PROBLEM TO SOLVE:
Quote every line as written. Omit pictures.

STORED DATA:
※

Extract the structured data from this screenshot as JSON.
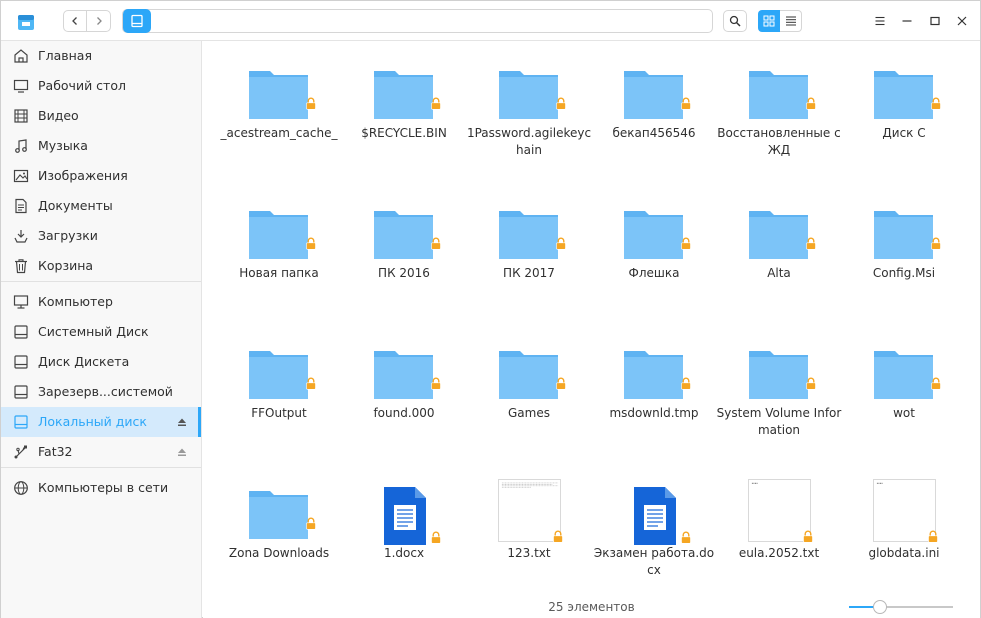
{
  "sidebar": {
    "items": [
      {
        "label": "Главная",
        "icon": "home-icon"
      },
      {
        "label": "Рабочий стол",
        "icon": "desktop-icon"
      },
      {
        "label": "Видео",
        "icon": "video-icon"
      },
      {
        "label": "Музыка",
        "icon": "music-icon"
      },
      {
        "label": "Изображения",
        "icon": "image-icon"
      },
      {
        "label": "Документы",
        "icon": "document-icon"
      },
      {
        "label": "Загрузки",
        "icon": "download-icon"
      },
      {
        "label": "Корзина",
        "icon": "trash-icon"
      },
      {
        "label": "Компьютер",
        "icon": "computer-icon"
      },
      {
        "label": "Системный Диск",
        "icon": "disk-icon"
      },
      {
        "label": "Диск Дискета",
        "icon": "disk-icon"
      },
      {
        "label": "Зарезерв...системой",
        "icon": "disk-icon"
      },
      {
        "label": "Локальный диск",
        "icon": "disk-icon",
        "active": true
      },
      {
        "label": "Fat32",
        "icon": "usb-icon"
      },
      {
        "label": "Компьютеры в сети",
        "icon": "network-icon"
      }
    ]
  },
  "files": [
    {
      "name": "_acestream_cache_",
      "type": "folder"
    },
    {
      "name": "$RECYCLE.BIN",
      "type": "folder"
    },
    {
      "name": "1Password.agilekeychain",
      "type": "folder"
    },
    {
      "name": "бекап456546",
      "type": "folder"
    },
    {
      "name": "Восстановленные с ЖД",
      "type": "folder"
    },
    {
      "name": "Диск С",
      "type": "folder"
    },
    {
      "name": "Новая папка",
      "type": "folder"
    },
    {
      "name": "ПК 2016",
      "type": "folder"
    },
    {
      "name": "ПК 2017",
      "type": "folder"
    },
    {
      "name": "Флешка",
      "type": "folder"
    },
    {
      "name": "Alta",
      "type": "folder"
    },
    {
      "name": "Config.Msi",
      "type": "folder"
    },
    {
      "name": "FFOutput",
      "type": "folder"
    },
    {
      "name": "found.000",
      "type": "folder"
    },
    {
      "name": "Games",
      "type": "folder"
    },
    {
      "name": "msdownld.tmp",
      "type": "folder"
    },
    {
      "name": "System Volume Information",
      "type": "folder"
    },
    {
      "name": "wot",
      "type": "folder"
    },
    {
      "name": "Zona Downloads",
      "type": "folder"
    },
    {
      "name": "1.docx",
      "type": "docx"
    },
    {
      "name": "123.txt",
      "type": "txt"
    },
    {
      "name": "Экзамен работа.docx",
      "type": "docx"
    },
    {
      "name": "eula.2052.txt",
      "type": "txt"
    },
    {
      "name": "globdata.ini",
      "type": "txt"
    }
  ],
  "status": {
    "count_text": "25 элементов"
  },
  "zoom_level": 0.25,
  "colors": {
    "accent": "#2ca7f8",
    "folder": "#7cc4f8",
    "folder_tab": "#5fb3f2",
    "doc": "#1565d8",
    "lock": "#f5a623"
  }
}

※

ANSWER FOR THIS EXERCISE:
Extract the structured data from this screenshot as JSON.
{
  "sidebar": {
    "items": [
      {
        "label": "Главная",
        "icon": "home-icon"
      },
      {
        "label": "Рабочий стол",
        "icon": "desktop-icon"
      },
      {
        "label": "Видео",
        "icon": "video-icon"
      },
      {
        "label": "Музыка",
        "icon": "music-icon"
      },
      {
        "label": "Изображения",
        "icon": "image-icon"
      },
      {
        "label": "Документы",
        "icon": "document-icon"
      },
      {
        "label": "Загрузки",
        "icon": "download-icon"
      },
      {
        "label": "Корзина",
        "icon": "trash-icon"
      },
      {
        "label": "Компьютер",
        "icon": "computer-icon"
      },
      {
        "label": "Системный Диск",
        "icon": "disk-icon"
      },
      {
        "label": "Диск Дискета",
        "icon": "disk-icon"
      },
      {
        "label": "Зарезерв...системой",
        "icon": "disk-icon"
      },
      {
        "label": "Локальный диск",
        "icon": "disk-icon",
        "active": true
      },
      {
        "label": "Fat32",
        "icon": "usb-icon"
      },
      {
        "label": "Компьютеры в сети",
        "icon": "network-icon"
      }
    ]
  },
  "files": [
    {
      "name": "_acestream_cache_",
      "type": "folder"
    },
    {
      "name": "$RECYCLE.BIN",
      "type": "folder"
    },
    {
      "name": "1Password.agilekeychain",
      "type": "folder"
    },
    {
      "name": "бекап456546",
      "type": "folder"
    },
    {
      "name": "Восстановленные с ЖД",
      "type": "folder"
    },
    {
      "name": "Диск С",
      "type": "folder"
    },
    {
      "name": "Новая папка",
      "type": "folder"
    },
    {
      "name": "ПК 2016",
      "type": "folder"
    },
    {
      "name": "ПК 2017",
      "type": "folder"
    },
    {
      "name": "Флешка",
      "type": "folder"
    },
    {
      "name": "Alta",
      "type": "folder"
    },
    {
      "name": "Config.Msi",
      "type": "folder"
    },
    {
      "name": "FFOutput",
      "type": "folder"
    },
    {
      "name": "found.000",
      "type": "folder"
    },
    {
      "name": "Games",
      "type": "folder"
    },
    {
      "name": "msdownld.tmp",
      "type": "folder"
    },
    {
      "name": "System Volume Information",
      "type": "folder"
    },
    {
      "name": "wot",
      "type": "folder"
    },
    {
      "name": "Zona Downloads",
      "type": "folder"
    },
    {
      "name": "1.docx",
      "type": "docx"
    },
    {
      "name": "123.txt",
      "type": "txt"
    },
    {
      "name": "Экзамен работа.docx",
      "type": "docx"
    },
    {
      "name": "eula.2052.txt",
      "type": "txt"
    },
    {
      "name": "globdata.ini",
      "type": "txt"
    }
  ],
  "status": {
    "count_text": "25 элементов"
  },
  "zoom_level": 0.25,
  "colors": {
    "accent": "#2ca7f8",
    "folder": "#7cc4f8",
    "folder_tab": "#5fb3f2",
    "doc": "#1565d8",
    "lock": "#f5a623"
  }
}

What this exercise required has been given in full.